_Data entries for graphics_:
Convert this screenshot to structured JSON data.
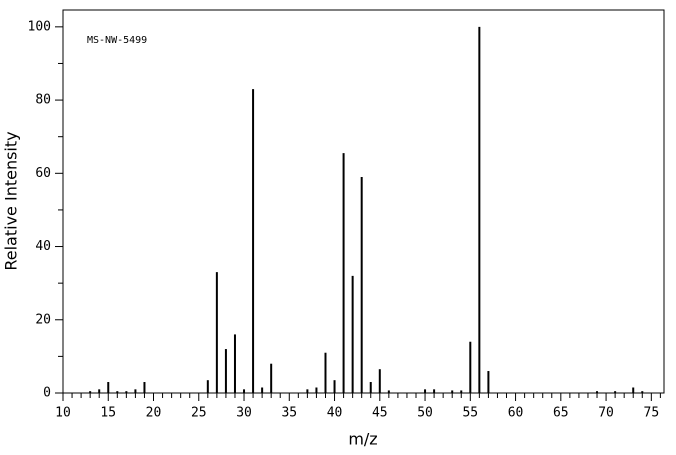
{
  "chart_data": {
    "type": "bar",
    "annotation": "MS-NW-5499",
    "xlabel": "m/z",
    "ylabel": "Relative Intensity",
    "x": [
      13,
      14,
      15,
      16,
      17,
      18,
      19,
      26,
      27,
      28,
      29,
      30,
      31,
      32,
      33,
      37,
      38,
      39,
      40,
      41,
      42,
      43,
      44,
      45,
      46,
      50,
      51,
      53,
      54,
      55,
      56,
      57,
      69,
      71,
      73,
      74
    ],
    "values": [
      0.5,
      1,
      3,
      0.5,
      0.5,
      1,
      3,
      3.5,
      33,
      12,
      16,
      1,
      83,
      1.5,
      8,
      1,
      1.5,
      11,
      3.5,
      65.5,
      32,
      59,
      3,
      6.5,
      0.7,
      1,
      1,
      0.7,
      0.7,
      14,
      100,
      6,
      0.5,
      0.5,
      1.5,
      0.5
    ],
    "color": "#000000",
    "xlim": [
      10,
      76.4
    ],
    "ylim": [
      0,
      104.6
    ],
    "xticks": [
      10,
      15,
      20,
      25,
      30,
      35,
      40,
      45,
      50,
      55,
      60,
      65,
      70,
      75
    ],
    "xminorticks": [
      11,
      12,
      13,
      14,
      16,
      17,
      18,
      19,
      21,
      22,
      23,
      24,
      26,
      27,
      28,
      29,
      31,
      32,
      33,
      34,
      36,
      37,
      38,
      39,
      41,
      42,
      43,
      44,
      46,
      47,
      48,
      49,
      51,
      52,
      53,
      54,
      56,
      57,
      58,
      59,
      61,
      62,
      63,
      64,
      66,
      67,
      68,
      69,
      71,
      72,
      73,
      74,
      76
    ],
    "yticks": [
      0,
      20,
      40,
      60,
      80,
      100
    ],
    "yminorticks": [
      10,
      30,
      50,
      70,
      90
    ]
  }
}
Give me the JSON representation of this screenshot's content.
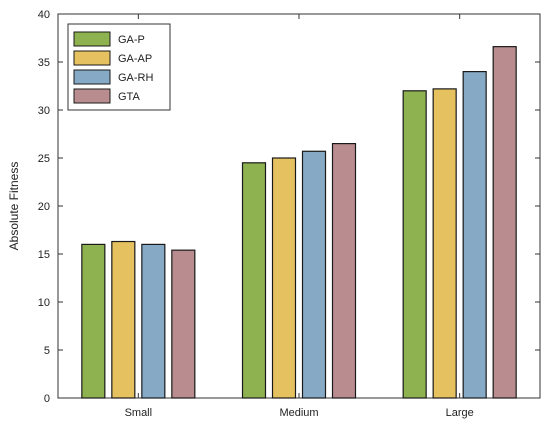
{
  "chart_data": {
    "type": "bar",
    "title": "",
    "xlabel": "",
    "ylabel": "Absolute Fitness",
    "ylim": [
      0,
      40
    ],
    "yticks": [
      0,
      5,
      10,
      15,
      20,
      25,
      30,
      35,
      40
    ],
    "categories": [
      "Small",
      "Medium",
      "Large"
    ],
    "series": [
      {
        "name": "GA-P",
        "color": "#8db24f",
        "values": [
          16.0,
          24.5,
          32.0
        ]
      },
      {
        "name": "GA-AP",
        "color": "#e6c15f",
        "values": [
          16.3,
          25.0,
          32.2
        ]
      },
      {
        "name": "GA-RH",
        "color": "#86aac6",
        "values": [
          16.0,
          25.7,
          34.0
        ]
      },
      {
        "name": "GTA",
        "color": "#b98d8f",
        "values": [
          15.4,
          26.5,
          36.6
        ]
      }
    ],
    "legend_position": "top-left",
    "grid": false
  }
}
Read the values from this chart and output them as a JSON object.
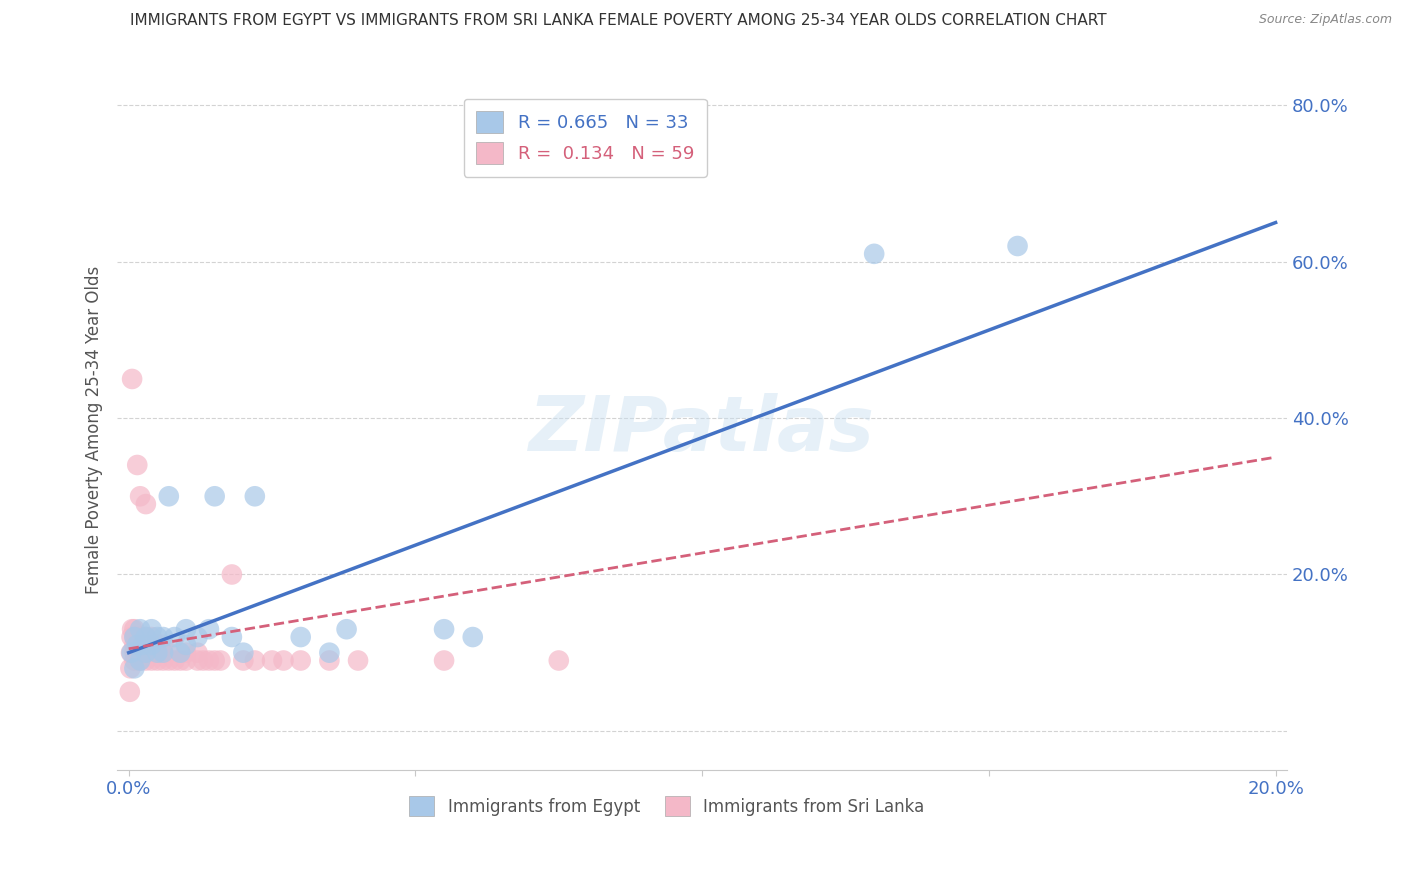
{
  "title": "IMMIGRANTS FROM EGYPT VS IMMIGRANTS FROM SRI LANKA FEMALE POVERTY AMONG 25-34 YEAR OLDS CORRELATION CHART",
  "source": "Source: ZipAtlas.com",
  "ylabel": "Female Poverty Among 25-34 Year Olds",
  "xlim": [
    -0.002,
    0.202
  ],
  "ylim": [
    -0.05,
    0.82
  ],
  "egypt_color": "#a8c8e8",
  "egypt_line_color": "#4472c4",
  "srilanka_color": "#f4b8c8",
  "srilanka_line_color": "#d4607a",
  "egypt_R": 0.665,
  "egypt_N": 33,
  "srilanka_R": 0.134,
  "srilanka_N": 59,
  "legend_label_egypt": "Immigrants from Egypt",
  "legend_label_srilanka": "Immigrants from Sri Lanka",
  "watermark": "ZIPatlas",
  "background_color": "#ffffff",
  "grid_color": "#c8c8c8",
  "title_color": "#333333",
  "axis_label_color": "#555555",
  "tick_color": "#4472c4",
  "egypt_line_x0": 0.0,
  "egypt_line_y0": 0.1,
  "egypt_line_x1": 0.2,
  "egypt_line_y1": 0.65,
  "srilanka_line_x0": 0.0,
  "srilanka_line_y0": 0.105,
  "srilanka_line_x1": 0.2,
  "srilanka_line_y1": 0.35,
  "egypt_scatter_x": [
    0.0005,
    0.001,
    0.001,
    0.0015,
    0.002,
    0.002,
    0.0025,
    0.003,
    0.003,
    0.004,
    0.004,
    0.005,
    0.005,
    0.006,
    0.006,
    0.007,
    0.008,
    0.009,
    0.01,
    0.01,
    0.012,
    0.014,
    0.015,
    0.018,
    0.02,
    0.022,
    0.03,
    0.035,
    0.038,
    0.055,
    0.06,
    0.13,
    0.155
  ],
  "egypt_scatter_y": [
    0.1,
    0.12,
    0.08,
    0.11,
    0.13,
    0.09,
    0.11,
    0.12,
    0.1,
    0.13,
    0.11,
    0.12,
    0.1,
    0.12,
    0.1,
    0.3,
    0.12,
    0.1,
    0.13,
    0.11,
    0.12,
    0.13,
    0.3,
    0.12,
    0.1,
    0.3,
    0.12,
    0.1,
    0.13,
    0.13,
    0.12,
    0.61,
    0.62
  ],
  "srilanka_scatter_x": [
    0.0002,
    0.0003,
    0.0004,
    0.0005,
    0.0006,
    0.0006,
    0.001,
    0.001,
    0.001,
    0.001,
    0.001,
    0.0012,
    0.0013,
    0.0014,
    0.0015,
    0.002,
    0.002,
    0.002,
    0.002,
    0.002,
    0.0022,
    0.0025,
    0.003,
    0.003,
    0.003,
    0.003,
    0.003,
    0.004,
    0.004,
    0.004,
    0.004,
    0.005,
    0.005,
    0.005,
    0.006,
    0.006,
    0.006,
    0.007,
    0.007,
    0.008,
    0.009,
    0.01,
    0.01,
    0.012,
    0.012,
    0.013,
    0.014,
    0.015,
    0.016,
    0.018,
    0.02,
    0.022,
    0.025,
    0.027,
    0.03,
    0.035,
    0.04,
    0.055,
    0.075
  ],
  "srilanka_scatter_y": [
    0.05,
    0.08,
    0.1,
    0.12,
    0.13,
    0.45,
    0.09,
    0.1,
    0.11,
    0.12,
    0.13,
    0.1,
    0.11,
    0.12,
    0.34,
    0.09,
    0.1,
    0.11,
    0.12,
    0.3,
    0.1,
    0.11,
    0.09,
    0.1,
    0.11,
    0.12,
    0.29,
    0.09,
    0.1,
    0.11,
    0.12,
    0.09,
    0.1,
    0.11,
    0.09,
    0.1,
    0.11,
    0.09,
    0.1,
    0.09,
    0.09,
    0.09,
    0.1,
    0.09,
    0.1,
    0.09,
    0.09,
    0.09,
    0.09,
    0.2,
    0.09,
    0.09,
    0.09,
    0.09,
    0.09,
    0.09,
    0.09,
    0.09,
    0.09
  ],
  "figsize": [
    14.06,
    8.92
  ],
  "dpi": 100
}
...
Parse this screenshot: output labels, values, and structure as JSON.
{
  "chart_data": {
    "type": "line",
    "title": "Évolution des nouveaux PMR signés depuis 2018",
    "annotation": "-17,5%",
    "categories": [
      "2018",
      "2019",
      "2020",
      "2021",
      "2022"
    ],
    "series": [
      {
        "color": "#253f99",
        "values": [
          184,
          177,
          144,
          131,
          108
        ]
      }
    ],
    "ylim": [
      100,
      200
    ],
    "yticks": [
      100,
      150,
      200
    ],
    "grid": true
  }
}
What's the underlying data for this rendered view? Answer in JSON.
* * *
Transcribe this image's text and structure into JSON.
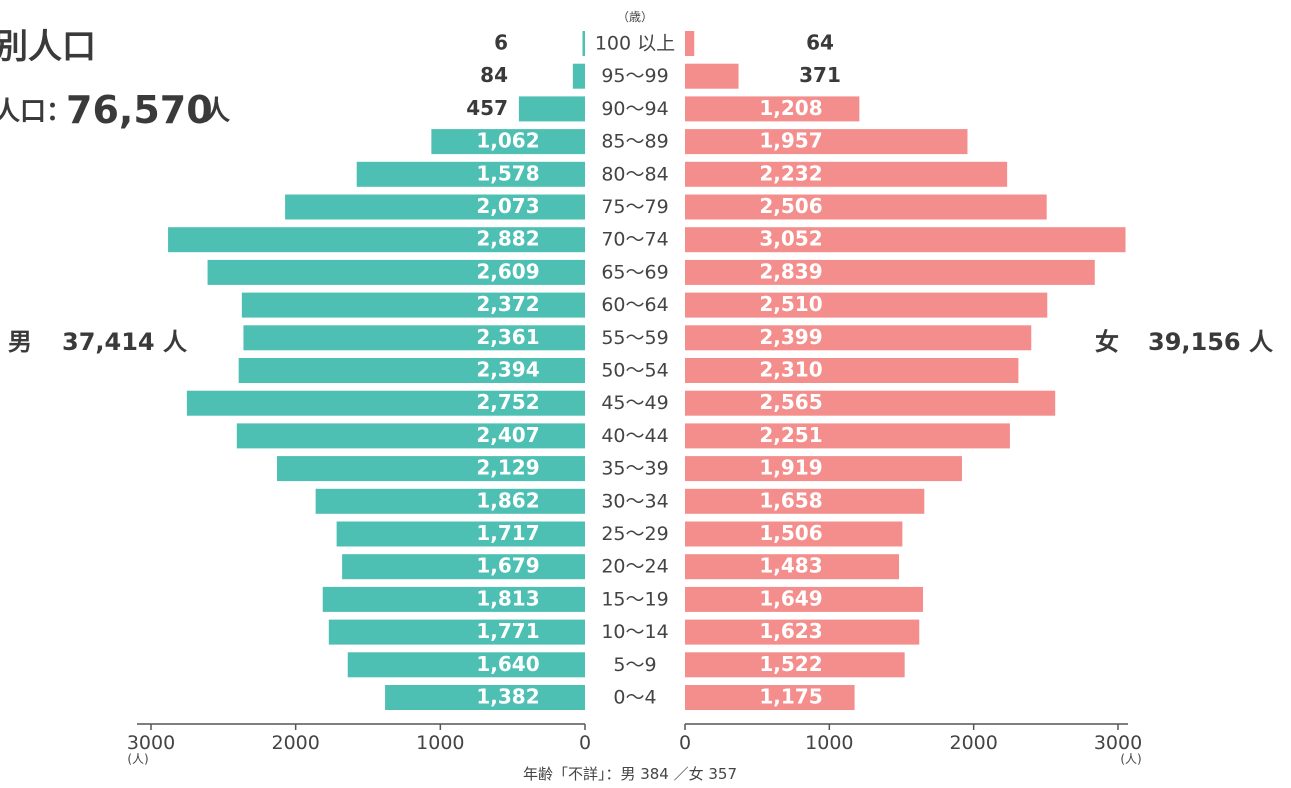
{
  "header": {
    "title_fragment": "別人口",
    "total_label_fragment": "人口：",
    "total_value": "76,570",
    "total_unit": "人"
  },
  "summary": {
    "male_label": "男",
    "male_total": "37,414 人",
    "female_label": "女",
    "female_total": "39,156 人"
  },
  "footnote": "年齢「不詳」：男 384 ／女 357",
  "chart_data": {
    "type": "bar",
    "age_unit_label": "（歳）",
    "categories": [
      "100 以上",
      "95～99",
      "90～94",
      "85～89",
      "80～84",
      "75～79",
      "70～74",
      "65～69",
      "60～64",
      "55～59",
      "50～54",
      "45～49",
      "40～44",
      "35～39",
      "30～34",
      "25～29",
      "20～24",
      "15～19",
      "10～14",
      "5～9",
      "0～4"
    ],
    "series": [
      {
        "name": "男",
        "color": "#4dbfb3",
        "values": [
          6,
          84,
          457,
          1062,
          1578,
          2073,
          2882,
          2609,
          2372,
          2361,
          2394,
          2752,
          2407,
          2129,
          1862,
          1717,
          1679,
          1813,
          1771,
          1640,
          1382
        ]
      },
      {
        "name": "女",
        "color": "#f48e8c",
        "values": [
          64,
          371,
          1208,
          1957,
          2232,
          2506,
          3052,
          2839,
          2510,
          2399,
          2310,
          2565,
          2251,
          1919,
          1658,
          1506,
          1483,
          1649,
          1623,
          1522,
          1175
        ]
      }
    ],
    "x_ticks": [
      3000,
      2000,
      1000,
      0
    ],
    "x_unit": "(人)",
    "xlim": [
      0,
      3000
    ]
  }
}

_Exercise aim_: Look through the entries above and quote exactly the lines from the line with "Parse this screenshot: output" to the line with "What's the underlying", counting both of those lines.

_Finished task_:
Parse this screenshot: output labels, values, and structure as JSON.
{
  "chart_data": {
    "type": "line",
    "title": "Évolution des nouveaux PMR signés depuis 2018",
    "annotation": "-17,5%",
    "categories": [
      "2018",
      "2019",
      "2020",
      "2021",
      "2022"
    ],
    "series": [
      {
        "color": "#253f99",
        "values": [
          184,
          177,
          144,
          131,
          108
        ]
      }
    ],
    "ylim": [
      100,
      200
    ],
    "yticks": [
      100,
      150,
      200
    ],
    "grid": true
  }
}
What's the underlying data for this rendered view? Answer in JSON.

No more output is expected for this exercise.